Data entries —
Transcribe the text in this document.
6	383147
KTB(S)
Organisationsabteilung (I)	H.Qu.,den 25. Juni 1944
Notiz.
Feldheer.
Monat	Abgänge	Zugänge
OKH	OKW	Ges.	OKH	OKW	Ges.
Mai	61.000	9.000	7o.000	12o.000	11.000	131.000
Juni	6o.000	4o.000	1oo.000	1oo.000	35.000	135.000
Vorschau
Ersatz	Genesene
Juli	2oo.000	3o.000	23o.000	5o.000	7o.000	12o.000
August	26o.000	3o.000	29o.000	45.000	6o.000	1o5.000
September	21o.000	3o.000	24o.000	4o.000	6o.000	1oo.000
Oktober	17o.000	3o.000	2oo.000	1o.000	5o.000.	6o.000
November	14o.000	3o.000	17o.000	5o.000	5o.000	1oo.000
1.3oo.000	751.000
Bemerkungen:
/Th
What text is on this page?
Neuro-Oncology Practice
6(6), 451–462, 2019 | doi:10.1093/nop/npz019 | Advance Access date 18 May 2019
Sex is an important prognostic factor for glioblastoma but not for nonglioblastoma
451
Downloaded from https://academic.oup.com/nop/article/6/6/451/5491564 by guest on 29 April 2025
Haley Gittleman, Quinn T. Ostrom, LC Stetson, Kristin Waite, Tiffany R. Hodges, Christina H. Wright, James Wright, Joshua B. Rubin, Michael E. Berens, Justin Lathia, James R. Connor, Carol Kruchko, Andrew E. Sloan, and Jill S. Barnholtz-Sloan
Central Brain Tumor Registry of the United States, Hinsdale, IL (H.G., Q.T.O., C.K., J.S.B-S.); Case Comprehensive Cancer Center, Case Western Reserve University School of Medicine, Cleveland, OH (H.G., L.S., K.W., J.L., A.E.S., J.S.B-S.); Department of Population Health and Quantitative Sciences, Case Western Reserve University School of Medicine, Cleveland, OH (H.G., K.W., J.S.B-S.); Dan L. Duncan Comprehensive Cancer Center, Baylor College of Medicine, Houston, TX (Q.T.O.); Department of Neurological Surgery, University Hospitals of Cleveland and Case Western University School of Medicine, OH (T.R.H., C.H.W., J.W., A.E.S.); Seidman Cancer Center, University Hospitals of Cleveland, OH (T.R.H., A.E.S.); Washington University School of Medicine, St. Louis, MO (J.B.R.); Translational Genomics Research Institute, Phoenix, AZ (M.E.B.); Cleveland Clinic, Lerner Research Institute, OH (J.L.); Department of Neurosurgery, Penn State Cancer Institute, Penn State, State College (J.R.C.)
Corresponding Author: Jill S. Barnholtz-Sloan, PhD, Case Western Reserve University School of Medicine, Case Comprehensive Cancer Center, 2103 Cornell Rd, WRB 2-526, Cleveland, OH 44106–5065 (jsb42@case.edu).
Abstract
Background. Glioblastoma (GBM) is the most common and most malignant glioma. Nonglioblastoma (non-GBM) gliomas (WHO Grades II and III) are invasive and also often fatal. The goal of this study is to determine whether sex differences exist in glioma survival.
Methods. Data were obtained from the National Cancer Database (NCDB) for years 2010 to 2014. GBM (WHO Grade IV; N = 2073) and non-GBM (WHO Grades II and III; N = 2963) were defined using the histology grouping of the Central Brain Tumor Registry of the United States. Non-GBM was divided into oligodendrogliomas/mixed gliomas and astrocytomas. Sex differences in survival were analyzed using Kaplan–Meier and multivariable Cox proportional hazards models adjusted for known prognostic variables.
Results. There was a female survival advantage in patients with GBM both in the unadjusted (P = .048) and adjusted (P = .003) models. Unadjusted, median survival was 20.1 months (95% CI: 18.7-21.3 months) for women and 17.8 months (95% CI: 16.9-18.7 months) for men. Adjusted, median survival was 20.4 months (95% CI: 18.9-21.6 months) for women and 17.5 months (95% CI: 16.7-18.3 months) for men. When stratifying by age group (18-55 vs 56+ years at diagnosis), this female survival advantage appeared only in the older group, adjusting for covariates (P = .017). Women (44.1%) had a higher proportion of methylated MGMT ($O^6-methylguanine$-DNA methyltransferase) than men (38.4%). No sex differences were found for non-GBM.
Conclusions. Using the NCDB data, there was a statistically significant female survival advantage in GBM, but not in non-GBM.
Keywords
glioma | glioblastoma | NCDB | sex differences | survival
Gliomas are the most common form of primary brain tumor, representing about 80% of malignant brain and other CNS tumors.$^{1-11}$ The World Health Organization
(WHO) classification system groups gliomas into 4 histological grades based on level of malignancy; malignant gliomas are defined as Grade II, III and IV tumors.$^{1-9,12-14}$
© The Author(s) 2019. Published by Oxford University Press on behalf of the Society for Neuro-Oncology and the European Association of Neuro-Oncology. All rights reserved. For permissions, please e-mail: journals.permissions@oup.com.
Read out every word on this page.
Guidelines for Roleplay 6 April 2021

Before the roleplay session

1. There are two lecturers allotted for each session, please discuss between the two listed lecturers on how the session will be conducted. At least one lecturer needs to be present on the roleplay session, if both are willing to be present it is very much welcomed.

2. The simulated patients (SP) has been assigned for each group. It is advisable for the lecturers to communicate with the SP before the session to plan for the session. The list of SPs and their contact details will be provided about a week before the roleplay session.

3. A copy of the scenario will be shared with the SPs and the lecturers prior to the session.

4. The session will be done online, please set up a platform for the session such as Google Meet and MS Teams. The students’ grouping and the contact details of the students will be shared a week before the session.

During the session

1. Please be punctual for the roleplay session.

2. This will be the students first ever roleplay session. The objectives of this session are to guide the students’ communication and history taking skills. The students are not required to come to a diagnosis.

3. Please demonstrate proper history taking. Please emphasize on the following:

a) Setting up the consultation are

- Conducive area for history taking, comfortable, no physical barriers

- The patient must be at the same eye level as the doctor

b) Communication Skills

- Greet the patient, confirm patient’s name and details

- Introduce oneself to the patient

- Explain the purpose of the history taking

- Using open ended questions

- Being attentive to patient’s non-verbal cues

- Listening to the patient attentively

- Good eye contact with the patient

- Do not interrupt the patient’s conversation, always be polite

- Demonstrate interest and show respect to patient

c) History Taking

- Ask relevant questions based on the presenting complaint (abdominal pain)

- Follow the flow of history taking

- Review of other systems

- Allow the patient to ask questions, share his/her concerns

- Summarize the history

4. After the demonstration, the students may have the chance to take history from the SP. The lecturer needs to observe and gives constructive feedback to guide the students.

Your objective —
Filter the records above down to the lines that hold the string "with".

Finished task —
Results. There was a female survival advantage in patients with GBM both in the unadjusted (P = .048) and adjusted (P = .003) models. Unadjusted, median survival was 20.1 months (95% CI: 18.7-21.3 months) for women and 17.8 months (95% CI: 16.9-18.7 months) for men. Adjusted, median survival was 20.4 months (95% CI: 18.9-21.6 months) for women and 17.5 months (95% CI: 16.7-18.3 months) for men. When stratifying by age group (18-55 vs 56+ years at diagnosis), this female survival advantage appeared only in the older group, adjusting for covariates (P = .017). Women (44.1%) had a higher proportion of methylated MGMT ($O^6-methylguanine$-DNA methyltransferase) than men (38.4%). No sex differences were found for non-GBM.
2. The simulated patients (SP) has been assigned for each group. It is advisable for the lecturers to communicate with the SP before the session to plan for the session. The list of SPs and their contact details will be provided about a week before the roleplay session.
3. A copy of the scenario will be shared with the SPs and the lecturers prior to the session.
- Good eye contact with the patient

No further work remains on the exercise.